▶ GIVEN REQUEST
Determine the number of lines that contain the word "icon", then state that number and nothing more.

▶ MATERIAL FOR THE TASK
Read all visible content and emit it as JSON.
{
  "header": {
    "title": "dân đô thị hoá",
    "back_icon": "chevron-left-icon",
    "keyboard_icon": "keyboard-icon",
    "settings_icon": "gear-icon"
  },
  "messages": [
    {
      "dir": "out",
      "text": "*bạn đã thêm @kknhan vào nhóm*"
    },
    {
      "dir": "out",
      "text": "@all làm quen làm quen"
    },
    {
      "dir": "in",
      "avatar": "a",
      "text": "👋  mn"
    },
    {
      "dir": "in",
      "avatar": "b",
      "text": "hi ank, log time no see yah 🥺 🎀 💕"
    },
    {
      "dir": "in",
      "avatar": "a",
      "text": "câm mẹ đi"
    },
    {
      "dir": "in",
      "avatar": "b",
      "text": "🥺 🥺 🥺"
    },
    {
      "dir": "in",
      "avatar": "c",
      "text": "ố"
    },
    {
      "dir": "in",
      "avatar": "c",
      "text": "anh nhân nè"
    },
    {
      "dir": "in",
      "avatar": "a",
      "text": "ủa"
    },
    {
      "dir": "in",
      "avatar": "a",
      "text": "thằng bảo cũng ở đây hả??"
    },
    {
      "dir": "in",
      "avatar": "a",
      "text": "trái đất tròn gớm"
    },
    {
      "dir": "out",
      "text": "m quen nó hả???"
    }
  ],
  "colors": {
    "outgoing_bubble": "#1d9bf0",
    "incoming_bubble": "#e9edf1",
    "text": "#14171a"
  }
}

▶ FINAL ANSWER
3